___ Input rows ___

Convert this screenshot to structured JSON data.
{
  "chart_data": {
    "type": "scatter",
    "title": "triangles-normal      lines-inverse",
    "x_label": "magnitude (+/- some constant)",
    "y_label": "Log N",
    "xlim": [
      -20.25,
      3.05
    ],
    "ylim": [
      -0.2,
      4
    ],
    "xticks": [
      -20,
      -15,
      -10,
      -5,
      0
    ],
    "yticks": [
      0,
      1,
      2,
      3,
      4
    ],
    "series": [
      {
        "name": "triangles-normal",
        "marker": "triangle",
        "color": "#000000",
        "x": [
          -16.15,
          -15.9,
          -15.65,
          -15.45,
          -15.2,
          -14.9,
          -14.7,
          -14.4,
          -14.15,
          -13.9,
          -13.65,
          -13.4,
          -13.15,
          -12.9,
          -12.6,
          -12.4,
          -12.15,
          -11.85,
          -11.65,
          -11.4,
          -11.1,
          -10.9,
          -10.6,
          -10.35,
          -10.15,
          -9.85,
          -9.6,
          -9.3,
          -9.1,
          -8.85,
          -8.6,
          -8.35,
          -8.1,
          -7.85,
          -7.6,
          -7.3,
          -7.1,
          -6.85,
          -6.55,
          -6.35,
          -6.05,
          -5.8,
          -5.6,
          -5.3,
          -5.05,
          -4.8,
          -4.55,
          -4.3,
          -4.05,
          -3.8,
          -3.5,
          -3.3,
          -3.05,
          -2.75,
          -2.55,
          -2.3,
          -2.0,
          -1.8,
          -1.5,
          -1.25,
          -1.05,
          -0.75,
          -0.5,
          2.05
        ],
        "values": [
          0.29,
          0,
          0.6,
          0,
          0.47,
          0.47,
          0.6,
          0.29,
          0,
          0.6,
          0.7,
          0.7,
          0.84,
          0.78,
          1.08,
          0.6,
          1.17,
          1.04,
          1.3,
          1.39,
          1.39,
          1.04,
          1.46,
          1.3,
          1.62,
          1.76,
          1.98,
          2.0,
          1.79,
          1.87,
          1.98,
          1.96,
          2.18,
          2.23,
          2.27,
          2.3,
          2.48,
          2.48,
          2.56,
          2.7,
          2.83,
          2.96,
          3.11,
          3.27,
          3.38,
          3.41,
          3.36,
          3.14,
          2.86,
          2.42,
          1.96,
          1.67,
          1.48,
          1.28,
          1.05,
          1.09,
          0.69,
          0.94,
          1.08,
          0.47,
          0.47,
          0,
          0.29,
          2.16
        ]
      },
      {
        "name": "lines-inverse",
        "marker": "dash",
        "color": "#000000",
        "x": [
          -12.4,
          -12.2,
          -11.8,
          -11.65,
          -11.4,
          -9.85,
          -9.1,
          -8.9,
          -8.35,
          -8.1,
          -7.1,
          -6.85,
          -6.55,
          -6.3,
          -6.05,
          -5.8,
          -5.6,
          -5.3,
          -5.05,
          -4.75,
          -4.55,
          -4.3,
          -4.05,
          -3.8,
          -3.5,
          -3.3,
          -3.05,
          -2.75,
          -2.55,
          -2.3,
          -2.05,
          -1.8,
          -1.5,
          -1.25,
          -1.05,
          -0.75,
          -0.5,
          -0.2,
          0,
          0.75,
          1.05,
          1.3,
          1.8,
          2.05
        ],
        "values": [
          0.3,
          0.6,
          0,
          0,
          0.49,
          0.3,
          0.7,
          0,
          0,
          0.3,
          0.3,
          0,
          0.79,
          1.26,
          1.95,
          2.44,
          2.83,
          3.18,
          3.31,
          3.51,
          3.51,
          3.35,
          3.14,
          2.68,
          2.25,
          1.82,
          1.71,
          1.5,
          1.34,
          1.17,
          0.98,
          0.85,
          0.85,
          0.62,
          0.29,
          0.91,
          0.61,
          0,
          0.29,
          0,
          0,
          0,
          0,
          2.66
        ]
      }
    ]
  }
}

___

Given request:
Retype the records that precede this task, keeping them exactly the same.

Exercise solution:
Convert this screenshot to structured JSON data.
{
  "chart_data": {
    "type": "scatter",
    "title": "triangles-normal      lines-inverse",
    "x_label": "magnitude (+/- some constant)",
    "y_label": "Log N",
    "xlim": [
      -20.25,
      3.05
    ],
    "ylim": [
      -0.2,
      4
    ],
    "xticks": [
      -20,
      -15,
      -10,
      -5,
      0
    ],
    "yticks": [
      0,
      1,
      2,
      3,
      4
    ],
    "series": [
      {
        "name": "triangles-normal",
        "marker": "triangle",
        "color": "#000000",
        "x": [
          -16.15,
          -15.9,
          -15.65,
          -15.45,
          -15.2,
          -14.9,
          -14.7,
          -14.4,
          -14.15,
          -13.9,
          -13.65,
          -13.4,
          -13.15,
          -12.9,
          -12.6,
          -12.4,
          -12.15,
          -11.85,
          -11.65,
          -11.4,
          -11.1,
          -10.9,
          -10.6,
          -10.35,
          -10.15,
          -9.85,
          -9.6,
          -9.3,
          -9.1,
          -8.85,
          -8.6,
          -8.35,
          -8.1,
          -7.85,
          -7.6,
          -7.3,
          -7.1,
          -6.85,
          -6.55,
          -6.35,
          -6.05,
          -5.8,
          -5.6,
          -5.3,
          -5.05,
          -4.8,
          -4.55,
          -4.3,
          -4.05,
          -3.8,
          -3.5,
          -3.3,
          -3.05,
          -2.75,
          -2.55,
          -2.3,
          -2.0,
          -1.8,
          -1.5,
          -1.25,
          -1.05,
          -0.75,
          -0.5,
          2.05
        ],
        "values": [
          0.29,
          0,
          0.6,
          0,
          0.47,
          0.47,
          0.6,
          0.29,
          0,
          0.6,
          0.7,
          0.7,
          0.84,
          0.78,
          1.08,
          0.6,
          1.17,
          1.04,
          1.3,
          1.39,
          1.39,
          1.04,
          1.46,
          1.3,
          1.62,
          1.76,
          1.98,
          2.0,
          1.79,
          1.87,
          1.98,
          1.96,
          2.18,
          2.23,
          2.27,
          2.3,
          2.48,
          2.48,
          2.56,
          2.7,
          2.83,
          2.96,
          3.11,
          3.27,
          3.38,
          3.41,
          3.36,
          3.14,
          2.86,
          2.42,
          1.96,
          1.67,
          1.48,
          1.28,
          1.05,
          1.09,
          0.69,
          0.94,
          1.08,
          0.47,
          0.47,
          0,
          0.29,
          2.16
        ]
      },
      {
        "name": "lines-inverse",
        "marker": "dash",
        "color": "#000000",
        "x": [
          -12.4,
          -12.2,
          -11.8,
          -11.65,
          -11.4,
          -9.85,
          -9.1,
          -8.9,
          -8.35,
          -8.1,
          -7.1,
          -6.85,
          -6.55,
          -6.3,
          -6.05,
          -5.8,
          -5.6,
          -5.3,
          -5.05,
          -4.75,
          -4.55,
          -4.3,
          -4.05,
          -3.8,
          -3.5,
          -3.3,
          -3.05,
          -2.75,
          -2.55,
          -2.3,
          -2.05,
          -1.8,
          -1.5,
          -1.25,
          -1.05,
          -0.75,
          -0.5,
          -0.2,
          0,
          0.75,
          1.05,
          1.3,
          1.8,
          2.05
        ],
        "values": [
          0.3,
          0.6,
          0,
          0,
          0.49,
          0.3,
          0.7,
          0,
          0,
          0.3,
          0.3,
          0,
          0.79,
          1.26,
          1.95,
          2.44,
          2.83,
          3.18,
          3.31,
          3.51,
          3.51,
          3.35,
          3.14,
          2.68,
          2.25,
          1.82,
          1.71,
          1.5,
          1.34,
          1.17,
          0.98,
          0.85,
          0.85,
          0.62,
          0.29,
          0.91,
          0.61,
          0,
          0.29,
          0,
          0,
          0,
          0,
          2.66
        ]
      }
    ]
  }
}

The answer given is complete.